PROBLEM TO WORK ON – Scan the records below. List lines holding "JSON".
::: RECORDS FOR THE TASK :::
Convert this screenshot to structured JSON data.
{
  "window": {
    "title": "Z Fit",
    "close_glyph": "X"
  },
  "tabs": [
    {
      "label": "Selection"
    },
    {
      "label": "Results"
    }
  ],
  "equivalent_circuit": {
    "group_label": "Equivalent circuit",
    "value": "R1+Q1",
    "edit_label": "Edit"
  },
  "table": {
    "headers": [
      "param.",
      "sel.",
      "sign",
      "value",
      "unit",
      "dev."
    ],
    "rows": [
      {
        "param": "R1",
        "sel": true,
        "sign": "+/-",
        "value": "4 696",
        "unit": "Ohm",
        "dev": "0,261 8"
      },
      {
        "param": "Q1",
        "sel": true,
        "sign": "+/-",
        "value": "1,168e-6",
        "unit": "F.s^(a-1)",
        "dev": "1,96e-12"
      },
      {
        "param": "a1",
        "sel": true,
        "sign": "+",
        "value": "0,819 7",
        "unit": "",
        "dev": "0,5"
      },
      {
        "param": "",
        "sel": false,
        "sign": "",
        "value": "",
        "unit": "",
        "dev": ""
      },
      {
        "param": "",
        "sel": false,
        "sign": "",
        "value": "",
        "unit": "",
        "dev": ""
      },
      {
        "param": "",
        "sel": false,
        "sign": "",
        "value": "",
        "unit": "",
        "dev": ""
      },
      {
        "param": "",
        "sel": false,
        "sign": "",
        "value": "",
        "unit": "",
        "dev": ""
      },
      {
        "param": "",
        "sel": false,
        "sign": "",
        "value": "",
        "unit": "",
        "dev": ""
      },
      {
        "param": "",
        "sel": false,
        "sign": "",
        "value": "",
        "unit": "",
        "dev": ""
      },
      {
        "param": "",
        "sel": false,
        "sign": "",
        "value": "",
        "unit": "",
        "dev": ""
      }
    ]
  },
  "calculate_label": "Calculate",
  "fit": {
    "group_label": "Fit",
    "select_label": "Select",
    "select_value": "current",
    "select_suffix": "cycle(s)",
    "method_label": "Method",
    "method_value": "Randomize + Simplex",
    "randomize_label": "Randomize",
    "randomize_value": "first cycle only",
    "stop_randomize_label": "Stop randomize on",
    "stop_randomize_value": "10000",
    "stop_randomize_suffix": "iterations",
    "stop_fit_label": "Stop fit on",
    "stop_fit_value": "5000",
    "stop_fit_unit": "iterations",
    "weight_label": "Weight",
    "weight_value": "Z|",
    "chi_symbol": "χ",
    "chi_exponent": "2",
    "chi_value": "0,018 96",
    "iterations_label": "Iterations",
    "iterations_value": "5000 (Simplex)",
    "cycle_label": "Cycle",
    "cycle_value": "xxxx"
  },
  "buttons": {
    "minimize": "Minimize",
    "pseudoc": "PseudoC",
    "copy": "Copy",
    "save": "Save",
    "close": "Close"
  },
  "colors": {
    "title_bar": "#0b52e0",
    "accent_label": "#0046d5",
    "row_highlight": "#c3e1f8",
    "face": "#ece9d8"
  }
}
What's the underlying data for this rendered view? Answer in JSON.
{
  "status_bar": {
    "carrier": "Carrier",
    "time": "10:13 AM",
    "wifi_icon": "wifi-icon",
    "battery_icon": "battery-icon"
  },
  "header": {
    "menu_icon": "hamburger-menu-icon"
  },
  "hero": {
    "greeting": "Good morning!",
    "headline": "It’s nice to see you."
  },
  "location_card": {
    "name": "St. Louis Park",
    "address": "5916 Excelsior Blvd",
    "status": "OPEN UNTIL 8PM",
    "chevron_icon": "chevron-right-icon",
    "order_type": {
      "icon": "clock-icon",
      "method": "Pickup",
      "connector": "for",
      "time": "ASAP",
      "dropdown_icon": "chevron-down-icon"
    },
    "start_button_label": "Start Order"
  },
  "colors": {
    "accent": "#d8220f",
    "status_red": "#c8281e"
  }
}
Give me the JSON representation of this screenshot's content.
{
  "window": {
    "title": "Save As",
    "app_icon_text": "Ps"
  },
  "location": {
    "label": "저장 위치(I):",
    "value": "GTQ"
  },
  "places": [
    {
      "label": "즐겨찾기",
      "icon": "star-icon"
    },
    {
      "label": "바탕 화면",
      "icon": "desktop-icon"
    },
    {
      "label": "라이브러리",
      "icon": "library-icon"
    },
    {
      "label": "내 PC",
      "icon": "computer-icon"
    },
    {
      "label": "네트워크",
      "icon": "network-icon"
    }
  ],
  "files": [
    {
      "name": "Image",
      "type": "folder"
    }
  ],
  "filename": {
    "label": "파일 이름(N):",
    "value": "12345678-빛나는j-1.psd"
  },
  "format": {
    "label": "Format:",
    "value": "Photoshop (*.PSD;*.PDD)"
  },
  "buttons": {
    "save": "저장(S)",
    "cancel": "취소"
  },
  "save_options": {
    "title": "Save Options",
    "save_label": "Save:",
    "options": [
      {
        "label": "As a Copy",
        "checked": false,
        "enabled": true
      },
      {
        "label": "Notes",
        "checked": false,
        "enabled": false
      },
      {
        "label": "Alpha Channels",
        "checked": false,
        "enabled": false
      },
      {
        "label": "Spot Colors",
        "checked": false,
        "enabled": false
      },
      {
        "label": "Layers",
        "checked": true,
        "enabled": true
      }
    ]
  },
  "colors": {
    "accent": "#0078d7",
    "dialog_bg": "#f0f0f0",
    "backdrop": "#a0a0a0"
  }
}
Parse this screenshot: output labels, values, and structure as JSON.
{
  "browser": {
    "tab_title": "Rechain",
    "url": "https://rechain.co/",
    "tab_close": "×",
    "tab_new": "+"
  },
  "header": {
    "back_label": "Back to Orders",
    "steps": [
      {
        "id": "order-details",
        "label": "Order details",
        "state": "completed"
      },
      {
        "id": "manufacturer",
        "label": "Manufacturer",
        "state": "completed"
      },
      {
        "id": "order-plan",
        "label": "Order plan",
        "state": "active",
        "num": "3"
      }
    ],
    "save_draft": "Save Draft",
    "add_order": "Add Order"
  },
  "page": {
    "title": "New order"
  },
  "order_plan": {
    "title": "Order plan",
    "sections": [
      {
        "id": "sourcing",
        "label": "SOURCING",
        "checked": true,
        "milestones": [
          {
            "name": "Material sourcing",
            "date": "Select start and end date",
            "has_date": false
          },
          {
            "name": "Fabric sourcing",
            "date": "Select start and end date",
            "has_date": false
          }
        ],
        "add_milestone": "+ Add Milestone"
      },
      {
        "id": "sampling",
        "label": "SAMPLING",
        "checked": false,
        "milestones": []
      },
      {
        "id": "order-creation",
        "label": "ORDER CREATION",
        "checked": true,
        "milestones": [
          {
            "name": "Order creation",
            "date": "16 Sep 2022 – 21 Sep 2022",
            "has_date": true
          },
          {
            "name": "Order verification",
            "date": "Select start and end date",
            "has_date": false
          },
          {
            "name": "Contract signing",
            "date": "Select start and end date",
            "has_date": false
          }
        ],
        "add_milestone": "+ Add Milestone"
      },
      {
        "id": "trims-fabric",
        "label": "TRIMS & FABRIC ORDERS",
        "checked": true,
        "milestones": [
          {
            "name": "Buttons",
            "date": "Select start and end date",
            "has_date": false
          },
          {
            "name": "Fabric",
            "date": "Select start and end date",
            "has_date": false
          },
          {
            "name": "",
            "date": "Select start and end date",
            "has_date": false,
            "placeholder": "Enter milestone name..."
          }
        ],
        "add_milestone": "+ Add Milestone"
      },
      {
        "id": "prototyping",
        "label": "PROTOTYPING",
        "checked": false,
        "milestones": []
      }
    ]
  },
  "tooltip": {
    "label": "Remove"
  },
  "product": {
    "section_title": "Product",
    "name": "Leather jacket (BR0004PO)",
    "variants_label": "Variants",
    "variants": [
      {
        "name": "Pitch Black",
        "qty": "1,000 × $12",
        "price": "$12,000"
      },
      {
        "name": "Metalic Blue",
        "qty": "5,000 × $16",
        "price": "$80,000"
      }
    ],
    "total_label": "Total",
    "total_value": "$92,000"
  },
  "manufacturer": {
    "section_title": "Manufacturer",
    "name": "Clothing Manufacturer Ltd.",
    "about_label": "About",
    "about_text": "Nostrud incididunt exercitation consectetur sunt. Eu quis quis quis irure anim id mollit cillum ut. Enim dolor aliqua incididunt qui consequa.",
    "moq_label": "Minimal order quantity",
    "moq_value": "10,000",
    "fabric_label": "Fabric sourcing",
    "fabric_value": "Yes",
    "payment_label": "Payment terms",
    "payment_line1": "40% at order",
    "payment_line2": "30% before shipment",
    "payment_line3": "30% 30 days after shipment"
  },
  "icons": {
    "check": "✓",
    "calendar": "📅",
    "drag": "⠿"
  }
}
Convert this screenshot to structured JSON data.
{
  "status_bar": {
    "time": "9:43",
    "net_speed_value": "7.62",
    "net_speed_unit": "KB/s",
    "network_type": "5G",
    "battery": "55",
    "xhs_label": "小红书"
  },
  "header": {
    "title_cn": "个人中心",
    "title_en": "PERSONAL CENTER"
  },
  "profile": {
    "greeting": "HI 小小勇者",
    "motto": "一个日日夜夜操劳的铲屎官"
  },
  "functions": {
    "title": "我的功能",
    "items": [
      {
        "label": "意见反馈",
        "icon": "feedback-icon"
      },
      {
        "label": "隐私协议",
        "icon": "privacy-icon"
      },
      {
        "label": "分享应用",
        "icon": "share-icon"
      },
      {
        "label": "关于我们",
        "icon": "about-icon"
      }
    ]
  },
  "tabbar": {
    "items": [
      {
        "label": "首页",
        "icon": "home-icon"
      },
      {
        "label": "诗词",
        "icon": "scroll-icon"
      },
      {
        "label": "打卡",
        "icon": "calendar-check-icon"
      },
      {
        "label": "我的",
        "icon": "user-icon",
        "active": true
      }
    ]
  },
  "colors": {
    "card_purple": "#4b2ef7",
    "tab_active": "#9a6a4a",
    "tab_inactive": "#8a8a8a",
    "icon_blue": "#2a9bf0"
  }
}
:::
EXERCISE SOLUTION –
Convert this screenshot to structured JSON data.
What's the underlying data for this rendered view? Answer in JSON.
Give me the JSON representation of this screenshot's content.
Parse this screenshot: output labels, values, and structure as JSON.
Convert this screenshot to structured JSON data.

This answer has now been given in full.